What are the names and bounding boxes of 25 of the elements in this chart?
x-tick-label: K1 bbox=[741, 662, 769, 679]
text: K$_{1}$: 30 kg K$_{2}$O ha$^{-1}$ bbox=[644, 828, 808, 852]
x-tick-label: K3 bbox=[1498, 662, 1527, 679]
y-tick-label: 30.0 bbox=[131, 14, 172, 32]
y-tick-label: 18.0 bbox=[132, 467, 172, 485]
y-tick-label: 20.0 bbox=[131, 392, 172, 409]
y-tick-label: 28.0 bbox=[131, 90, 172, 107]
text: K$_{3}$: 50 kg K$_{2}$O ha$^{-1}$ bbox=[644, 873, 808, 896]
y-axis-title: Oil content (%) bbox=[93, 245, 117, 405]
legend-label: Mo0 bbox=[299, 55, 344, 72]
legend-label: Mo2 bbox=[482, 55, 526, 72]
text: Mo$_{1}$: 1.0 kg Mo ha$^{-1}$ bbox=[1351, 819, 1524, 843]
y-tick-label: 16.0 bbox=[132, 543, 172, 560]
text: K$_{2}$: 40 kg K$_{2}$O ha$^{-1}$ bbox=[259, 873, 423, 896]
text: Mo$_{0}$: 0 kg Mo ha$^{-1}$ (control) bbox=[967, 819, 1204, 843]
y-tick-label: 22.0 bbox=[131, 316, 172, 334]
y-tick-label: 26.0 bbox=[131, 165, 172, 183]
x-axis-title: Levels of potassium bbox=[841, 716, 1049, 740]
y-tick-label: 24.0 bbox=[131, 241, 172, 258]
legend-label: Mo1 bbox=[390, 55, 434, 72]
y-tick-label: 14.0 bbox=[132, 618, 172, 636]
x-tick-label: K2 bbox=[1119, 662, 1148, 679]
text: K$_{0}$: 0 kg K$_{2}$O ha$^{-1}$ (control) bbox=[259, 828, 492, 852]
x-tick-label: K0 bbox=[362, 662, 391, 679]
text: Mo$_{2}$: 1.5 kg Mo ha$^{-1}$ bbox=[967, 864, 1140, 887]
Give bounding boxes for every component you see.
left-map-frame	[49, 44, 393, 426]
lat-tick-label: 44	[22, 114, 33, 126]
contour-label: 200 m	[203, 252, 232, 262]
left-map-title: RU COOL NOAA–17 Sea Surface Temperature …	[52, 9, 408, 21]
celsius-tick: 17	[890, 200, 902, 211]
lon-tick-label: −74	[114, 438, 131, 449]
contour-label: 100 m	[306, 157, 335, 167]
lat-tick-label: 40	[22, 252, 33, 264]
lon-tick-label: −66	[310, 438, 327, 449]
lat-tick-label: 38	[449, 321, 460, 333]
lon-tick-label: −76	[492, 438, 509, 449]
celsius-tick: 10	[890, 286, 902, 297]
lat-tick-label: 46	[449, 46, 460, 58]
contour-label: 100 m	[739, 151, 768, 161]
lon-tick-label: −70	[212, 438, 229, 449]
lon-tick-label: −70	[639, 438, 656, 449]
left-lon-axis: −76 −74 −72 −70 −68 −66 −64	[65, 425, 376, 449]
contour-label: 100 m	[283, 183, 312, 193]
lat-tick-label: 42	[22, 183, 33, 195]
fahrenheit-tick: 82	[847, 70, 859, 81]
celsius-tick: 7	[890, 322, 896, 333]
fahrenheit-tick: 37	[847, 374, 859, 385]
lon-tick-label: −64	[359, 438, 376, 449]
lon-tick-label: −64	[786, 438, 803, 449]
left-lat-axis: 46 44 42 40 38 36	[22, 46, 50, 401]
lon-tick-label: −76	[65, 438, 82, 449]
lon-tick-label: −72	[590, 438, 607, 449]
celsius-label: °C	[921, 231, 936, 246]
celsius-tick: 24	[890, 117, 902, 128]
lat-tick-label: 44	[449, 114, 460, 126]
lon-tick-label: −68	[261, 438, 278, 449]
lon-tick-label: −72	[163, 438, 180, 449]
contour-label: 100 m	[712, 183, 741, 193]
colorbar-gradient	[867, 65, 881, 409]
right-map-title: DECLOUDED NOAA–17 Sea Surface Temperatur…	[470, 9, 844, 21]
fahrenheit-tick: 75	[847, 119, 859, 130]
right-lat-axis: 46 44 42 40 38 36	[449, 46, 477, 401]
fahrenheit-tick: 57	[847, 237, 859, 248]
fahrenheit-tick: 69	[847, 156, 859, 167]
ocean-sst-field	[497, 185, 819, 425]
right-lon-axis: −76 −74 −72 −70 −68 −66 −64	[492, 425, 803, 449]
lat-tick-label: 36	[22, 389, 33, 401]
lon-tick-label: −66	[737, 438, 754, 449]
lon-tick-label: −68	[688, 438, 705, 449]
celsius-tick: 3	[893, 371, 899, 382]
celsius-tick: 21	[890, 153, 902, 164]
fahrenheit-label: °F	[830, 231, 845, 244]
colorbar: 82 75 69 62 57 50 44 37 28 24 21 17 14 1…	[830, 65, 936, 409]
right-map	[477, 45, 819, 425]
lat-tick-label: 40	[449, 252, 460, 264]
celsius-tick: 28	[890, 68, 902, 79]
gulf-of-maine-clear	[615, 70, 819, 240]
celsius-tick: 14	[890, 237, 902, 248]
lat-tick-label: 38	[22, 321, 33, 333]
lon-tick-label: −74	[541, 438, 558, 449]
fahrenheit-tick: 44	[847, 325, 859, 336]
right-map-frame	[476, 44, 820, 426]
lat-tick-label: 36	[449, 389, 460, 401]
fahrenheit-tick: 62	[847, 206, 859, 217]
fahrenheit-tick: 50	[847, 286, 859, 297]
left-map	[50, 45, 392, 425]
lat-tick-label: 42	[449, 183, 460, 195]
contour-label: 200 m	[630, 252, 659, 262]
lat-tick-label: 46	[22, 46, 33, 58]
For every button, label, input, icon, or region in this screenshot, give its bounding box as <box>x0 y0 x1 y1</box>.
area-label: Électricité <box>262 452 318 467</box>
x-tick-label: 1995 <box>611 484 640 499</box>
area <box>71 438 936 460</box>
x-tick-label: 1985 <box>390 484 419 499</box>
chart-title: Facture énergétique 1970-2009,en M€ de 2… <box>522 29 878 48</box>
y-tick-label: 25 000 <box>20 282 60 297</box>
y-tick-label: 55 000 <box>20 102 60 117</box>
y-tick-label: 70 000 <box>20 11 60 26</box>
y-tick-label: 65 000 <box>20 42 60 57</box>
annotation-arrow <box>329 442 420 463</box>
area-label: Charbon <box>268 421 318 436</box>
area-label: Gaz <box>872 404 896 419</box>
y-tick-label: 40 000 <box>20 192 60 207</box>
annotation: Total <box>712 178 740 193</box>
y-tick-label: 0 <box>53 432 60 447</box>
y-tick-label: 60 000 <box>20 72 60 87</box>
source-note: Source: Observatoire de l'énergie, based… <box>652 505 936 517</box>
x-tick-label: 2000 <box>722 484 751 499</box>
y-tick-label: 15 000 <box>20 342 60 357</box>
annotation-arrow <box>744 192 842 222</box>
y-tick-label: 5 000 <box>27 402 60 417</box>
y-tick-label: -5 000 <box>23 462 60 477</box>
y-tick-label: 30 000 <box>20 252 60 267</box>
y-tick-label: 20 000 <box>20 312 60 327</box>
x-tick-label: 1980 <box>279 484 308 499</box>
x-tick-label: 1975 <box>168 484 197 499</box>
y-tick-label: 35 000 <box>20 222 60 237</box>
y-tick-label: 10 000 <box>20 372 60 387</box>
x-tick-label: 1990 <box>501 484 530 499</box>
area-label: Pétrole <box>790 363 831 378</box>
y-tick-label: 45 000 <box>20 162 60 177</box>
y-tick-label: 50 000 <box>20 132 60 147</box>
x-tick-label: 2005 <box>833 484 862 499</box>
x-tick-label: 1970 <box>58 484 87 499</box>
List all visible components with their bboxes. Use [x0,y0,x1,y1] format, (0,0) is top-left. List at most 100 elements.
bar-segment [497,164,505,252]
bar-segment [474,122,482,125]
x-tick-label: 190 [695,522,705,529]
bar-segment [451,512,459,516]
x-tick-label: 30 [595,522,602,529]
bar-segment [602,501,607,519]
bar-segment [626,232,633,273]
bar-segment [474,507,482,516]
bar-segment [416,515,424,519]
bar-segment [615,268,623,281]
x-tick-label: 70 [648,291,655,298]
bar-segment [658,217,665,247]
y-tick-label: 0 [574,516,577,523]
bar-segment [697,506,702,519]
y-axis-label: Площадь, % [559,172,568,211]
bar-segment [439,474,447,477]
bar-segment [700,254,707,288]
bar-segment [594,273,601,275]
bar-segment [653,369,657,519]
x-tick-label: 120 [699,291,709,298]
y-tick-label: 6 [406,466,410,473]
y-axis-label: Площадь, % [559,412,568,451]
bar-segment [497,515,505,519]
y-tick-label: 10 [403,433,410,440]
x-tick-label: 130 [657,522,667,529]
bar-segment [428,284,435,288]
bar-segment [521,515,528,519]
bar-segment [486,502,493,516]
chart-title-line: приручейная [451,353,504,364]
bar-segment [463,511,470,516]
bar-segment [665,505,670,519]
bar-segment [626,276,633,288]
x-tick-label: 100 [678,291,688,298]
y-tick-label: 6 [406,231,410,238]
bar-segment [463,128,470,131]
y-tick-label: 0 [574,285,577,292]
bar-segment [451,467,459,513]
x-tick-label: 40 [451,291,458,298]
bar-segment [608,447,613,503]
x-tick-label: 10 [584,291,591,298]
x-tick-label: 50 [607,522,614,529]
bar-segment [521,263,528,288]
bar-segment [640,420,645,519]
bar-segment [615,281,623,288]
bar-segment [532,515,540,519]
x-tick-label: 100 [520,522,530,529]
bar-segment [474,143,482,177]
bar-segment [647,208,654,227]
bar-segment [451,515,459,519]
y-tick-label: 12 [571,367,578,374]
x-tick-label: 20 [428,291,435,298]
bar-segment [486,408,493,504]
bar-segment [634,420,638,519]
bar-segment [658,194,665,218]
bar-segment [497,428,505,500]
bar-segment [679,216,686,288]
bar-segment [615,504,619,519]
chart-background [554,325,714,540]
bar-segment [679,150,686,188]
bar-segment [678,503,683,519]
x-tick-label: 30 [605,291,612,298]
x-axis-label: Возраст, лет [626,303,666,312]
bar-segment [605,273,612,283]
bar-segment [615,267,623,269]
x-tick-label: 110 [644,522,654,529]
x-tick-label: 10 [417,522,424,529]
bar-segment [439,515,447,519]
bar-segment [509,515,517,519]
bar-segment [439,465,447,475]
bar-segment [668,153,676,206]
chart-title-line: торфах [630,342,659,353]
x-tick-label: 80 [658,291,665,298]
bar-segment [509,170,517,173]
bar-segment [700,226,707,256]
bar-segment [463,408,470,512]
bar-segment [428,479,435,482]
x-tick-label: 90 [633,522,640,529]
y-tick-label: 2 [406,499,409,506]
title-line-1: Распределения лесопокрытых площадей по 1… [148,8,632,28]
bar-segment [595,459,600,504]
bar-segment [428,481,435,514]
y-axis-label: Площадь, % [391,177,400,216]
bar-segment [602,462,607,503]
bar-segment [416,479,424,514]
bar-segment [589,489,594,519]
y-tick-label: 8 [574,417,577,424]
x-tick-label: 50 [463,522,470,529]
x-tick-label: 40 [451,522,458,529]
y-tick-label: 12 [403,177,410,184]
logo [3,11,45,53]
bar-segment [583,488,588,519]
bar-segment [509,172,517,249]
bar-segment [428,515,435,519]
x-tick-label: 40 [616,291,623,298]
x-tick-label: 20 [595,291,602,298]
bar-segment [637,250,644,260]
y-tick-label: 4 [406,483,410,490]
____________________
* **WRITTEN EXERCISE**
Can you retype the records above, from the very first line through the line containing "y-tick-label: 20.0 bbox=[131, 392, 172, 409]", with both of those lines included?

* **RESULT**
What are the names and bounding boxes of 25 of the elements in this chart?
x-tick-label: K1 bbox=[741, 662, 769, 679]
text: K$_{1}$: 30 kg K$_{2}$O ha$^{-1}$ bbox=[644, 828, 808, 852]
x-tick-label: K3 bbox=[1498, 662, 1527, 679]
y-tick-label: 30.0 bbox=[131, 14, 172, 32]
y-tick-label: 18.0 bbox=[132, 467, 172, 485]
y-tick-label: 20.0 bbox=[131, 392, 172, 409]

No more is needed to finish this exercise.